Find and copy every line in the records that includes the string "between".

A run of records:
::::::
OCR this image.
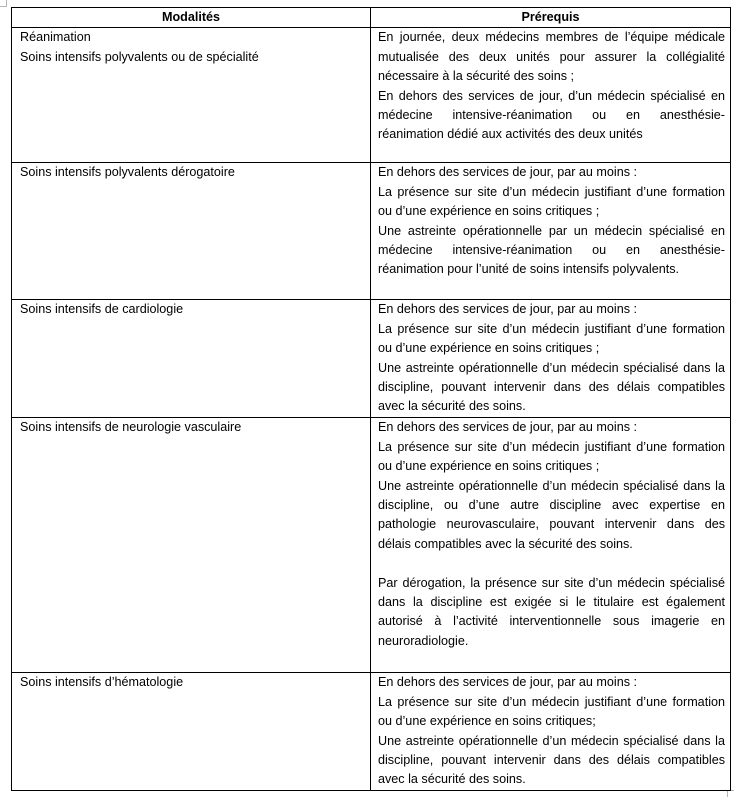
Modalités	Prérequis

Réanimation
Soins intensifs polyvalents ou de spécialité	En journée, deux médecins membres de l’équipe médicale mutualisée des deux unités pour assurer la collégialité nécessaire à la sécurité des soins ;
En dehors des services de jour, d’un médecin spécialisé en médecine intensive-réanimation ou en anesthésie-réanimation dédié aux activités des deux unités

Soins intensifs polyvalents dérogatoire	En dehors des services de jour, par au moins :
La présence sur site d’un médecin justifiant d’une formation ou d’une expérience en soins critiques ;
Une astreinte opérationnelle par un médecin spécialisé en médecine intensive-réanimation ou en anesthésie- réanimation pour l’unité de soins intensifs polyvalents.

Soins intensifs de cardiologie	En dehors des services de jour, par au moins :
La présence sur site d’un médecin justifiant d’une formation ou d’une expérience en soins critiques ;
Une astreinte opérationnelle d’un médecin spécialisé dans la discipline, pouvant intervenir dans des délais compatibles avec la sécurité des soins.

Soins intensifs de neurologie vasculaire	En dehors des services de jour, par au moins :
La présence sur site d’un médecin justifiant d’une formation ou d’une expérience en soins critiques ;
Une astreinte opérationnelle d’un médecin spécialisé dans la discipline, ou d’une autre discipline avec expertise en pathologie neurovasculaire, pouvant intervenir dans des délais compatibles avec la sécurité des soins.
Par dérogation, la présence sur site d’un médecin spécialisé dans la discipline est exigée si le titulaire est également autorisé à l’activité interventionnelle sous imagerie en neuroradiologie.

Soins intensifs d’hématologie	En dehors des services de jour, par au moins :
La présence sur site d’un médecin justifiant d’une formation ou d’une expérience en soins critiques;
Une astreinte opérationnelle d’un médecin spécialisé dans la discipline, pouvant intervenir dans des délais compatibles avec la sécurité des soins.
::::::
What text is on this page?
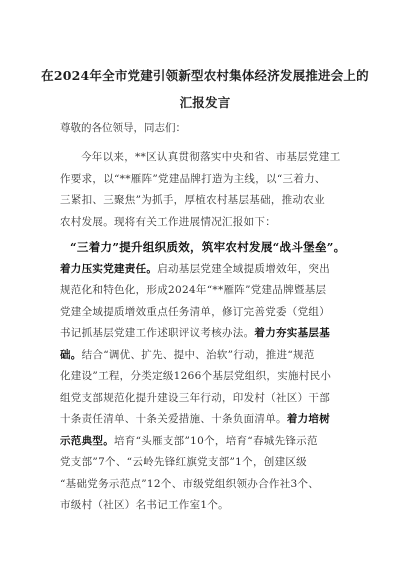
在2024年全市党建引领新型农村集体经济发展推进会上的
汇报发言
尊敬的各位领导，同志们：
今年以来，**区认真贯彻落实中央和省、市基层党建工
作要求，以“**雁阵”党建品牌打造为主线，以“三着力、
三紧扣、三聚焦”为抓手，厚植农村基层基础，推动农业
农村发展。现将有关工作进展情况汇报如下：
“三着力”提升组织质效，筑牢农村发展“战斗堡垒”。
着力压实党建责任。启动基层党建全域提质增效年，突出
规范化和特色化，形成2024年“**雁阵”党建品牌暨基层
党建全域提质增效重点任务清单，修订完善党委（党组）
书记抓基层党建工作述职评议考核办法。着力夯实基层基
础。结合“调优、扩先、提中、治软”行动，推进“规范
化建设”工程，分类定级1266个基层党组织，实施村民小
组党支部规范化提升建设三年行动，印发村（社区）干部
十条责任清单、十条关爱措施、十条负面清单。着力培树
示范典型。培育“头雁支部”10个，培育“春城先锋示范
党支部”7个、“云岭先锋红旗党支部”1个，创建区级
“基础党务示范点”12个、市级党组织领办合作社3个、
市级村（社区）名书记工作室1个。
::::::
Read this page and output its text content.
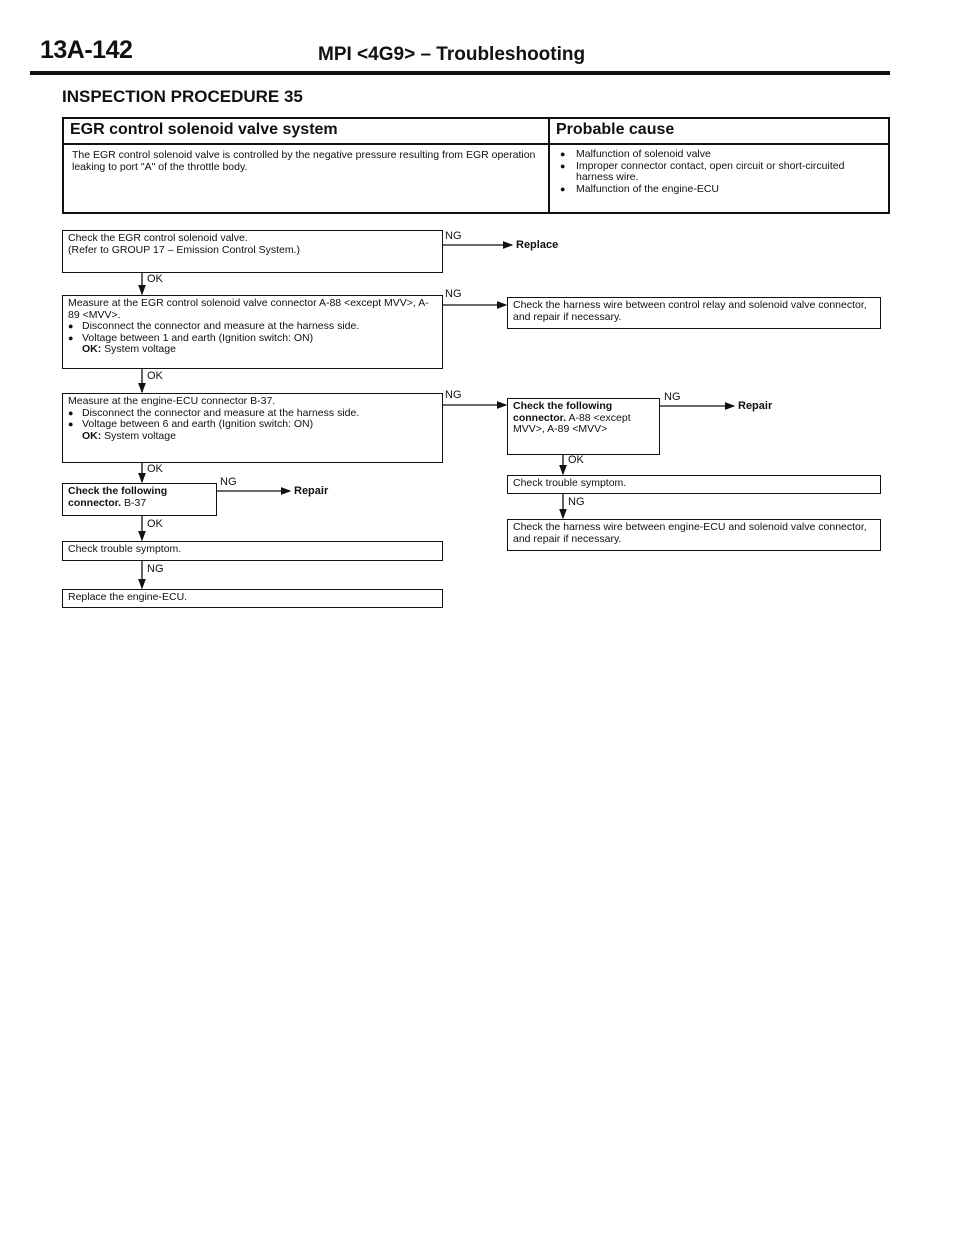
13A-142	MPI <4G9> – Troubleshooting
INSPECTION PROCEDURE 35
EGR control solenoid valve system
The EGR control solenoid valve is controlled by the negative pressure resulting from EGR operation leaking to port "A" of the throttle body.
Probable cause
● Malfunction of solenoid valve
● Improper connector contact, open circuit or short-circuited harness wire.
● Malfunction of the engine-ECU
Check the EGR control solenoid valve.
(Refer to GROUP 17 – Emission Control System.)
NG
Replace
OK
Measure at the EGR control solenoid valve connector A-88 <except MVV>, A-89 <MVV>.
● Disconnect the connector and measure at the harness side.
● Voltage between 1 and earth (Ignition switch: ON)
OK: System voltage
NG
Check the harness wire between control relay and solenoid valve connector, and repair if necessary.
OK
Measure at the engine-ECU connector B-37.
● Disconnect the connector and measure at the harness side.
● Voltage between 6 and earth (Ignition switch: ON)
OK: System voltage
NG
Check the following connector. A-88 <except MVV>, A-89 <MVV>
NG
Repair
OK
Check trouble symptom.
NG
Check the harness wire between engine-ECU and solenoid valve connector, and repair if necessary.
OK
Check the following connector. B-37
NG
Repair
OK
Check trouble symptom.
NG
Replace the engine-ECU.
::::::
*Full answer*
● Voltage between 1 and earth (Ignition switch: ON)
Check the harness wire between control relay and solenoid valve connector, and repair if necessary.
● Voltage between 6 and earth (Ignition switch: ON)
Check the harness wire between engine-ECU and solenoid valve connector, and repair if necessary.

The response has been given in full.